▶ [Objective]:
Print all the entries verbatim.

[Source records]
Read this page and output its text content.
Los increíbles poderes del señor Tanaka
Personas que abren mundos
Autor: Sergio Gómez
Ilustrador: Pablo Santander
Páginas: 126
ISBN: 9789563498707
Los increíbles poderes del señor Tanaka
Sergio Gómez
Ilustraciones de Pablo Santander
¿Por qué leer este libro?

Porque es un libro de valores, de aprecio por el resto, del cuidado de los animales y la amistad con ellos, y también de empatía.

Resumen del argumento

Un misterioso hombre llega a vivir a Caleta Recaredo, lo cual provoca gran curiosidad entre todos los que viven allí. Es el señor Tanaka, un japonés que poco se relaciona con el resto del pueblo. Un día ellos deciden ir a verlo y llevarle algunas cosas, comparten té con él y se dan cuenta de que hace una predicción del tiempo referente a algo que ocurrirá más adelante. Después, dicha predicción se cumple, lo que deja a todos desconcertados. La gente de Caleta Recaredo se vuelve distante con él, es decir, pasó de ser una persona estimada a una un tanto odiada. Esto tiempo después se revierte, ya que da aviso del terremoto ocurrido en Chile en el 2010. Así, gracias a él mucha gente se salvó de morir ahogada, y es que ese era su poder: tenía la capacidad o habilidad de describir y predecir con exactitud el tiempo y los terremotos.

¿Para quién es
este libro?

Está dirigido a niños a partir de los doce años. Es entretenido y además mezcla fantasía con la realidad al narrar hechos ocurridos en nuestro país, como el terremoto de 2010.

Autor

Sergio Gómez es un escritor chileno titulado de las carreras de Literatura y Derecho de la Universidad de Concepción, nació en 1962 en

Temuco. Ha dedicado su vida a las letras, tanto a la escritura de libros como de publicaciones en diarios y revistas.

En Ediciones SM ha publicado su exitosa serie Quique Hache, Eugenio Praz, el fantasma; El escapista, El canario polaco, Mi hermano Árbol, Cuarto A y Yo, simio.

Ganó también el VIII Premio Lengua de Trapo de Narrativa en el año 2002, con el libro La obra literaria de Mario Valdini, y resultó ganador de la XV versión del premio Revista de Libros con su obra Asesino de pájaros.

▶ [Task response]:
Read this page and output its text content.
Los increíbles poderes del señor Tanaka
Personas que abren mundos
Autor: Sergio Gómez
Ilustrador: Pablo Santander
Páginas: 126
ISBN: 9789563498707
Los increíbles poderes del señor Tanaka
Sergio Gómez
Ilustraciones de Pablo Santander
¿Por qué leer este libro?

Porque es un libro de valores, de aprecio por el resto, del cuidado de los animales y la amistad con ellos, y también de empatía.

Resumen del argumento

Un misterioso hombre llega a vivir a Caleta Recaredo, lo cual provoca gran curiosidad entre todos los que viven allí. Es el señor Tanaka, un japonés que poco se relaciona con el resto del pueblo. Un día ellos deciden ir a verlo y llevarle algunas cosas, comparten té con él y se dan cuenta de que hace una predicción del tiempo referente a algo que ocurrirá más adelante. Después, dicha predicción se cumple, lo que deja a todos desconcertados. La gente de Caleta Recaredo se vuelve distante con él, es decir, pasó de ser una persona estimada a una un tanto odiada. Esto tiempo después se revierte, ya que da aviso del terremoto ocurrido en Chile en el 2010. Así, gracias a él mucha gente se salvó de morir ahogada, y es que ese era su poder: tenía la capacidad o habilidad de describir y predecir con exactitud el tiempo y los terremotos.

¿Para quién es
este libro?

Está dirigido a niños a partir de los doce años. Es entretenido y además mezcla fantasía con la realidad al narrar hechos ocurridos en nuestro país, como el terremoto de 2010.

Autor

Sergio Gómez es un escritor chileno titulado de las carreras de Literatura y Derecho de la Universidad de Concepción, nació en 1962 en

Temuco. Ha dedicado su vida a las letras, tanto a la escritura de libros como de publicaciones en diarios y revistas.

En Ediciones SM ha publicado su exitosa serie Quique Hache, Eugenio Praz, el fantasma; El escapista, El canario polaco, Mi hermano Árbol, Cuarto A y Yo, simio.

Ganó también el VIII Premio Lengua de Trapo de Narrativa en el año 2002, con el libro La obra literaria de Mario Valdini, y resultó ganador de la XV versión del premio Revista de Libros con su obra Asesino de pájaros.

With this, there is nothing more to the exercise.